== Provided records ==
— Start —
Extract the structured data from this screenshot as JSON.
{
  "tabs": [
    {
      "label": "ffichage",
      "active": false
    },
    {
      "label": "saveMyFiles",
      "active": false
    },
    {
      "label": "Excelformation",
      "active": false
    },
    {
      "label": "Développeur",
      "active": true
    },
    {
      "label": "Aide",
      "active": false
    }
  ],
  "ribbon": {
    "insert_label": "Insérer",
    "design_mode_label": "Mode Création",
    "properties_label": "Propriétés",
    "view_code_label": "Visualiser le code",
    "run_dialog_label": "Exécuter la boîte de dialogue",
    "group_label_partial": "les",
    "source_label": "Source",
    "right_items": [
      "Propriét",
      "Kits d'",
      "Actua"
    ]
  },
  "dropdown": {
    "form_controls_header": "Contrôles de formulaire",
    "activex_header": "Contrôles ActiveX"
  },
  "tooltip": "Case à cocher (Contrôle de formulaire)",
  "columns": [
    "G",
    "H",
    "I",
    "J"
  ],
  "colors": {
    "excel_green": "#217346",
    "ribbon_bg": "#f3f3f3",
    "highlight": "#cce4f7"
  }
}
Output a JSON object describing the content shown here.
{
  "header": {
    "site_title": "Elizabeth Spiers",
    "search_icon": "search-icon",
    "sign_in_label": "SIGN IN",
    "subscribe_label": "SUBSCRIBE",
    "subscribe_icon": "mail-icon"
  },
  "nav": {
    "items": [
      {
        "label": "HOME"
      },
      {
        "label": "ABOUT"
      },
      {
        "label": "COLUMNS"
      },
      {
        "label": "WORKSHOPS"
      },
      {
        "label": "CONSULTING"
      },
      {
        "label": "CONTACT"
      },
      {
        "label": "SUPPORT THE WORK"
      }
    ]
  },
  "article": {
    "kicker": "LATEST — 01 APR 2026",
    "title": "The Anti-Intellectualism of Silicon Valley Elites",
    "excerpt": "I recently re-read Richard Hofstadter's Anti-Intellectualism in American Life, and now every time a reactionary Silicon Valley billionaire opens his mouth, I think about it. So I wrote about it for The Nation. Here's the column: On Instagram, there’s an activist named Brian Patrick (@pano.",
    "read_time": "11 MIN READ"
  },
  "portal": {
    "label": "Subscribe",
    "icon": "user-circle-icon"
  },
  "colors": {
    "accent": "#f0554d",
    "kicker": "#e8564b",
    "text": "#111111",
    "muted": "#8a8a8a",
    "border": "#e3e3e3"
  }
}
— End —
== Exercise requirements ==
Return all the data above once more, precisely as given.

== Answer for the task ==
Extract the structured data from this screenshot as JSON.
{
  "tabs": [
    {
      "label": "ffichage",
      "active": false
    },
    {
      "label": "saveMyFiles",
      "active": false
    },
    {
      "label": "Excelformation",
      "active": false
    },
    {
      "label": "Développeur",
      "active": true
    },
    {
      "label": "Aide",
      "active": false
    }
  ],
  "ribbon": {
    "insert_label": "Insérer",
    "design_mode_label": "Mode Création",
    "properties_label": "Propriétés",
    "view_code_label": "Visualiser le code",
    "run_dialog_label": "Exécuter la boîte de dialogue",
    "group_label_partial": "les",
    "source_label": "Source",
    "right_items": [
      "Propriét",
      "Kits d'",
      "Actua"
    ]
  },
  "dropdown": {
    "form_controls_header": "Contrôles de formulaire",
    "activex_header": "Contrôles ActiveX"
  },
  "tooltip": "Case à cocher (Contrôle de formulaire)",
  "columns": [
    "G",
    "H",
    "I",
    "J"
  ],
  "colors": {
    "excel_green": "#217346",
    "ribbon_bg": "#f3f3f3",
    "highlight": "#cce4f7"
  }
}
Output a JSON object describing the content shown here.
{
  "header": {
    "site_title": "Elizabeth Spiers",
    "search_icon": "search-icon",
    "sign_in_label": "SIGN IN",
    "subscribe_label": "SUBSCRIBE",
    "subscribe_icon": "mail-icon"
  },
  "nav": {
    "items": [
      {
        "label": "HOME"
      },
      {
        "label": "ABOUT"
      },
      {
        "label": "COLUMNS"
      },
      {
        "label": "WORKSHOPS"
      },
      {
        "label": "CONSULTING"
      },
      {
        "label": "CONTACT"
      },
      {
        "label": "SUPPORT THE WORK"
      }
    ]
  },
  "article": {
    "kicker": "LATEST — 01 APR 2026",
    "title": "The Anti-Intellectualism of Silicon Valley Elites",
    "excerpt": "I recently re-read Richard Hofstadter's Anti-Intellectualism in American Life, and now every time a reactionary Silicon Valley billionaire opens his mouth, I think about it. So I wrote about it for The Nation. Here's the column: On Instagram, there’s an activist named Brian Patrick (@pano.",
    "read_time": "11 MIN READ"
  },
  "portal": {
    "label": "Subscribe",
    "icon": "user-circle-icon"
  },
  "colors": {
    "accent": "#f0554d",
    "kicker": "#e8564b",
    "text": "#111111",
    "muted": "#8a8a8a",
    "border": "#e3e3e3"
  }
}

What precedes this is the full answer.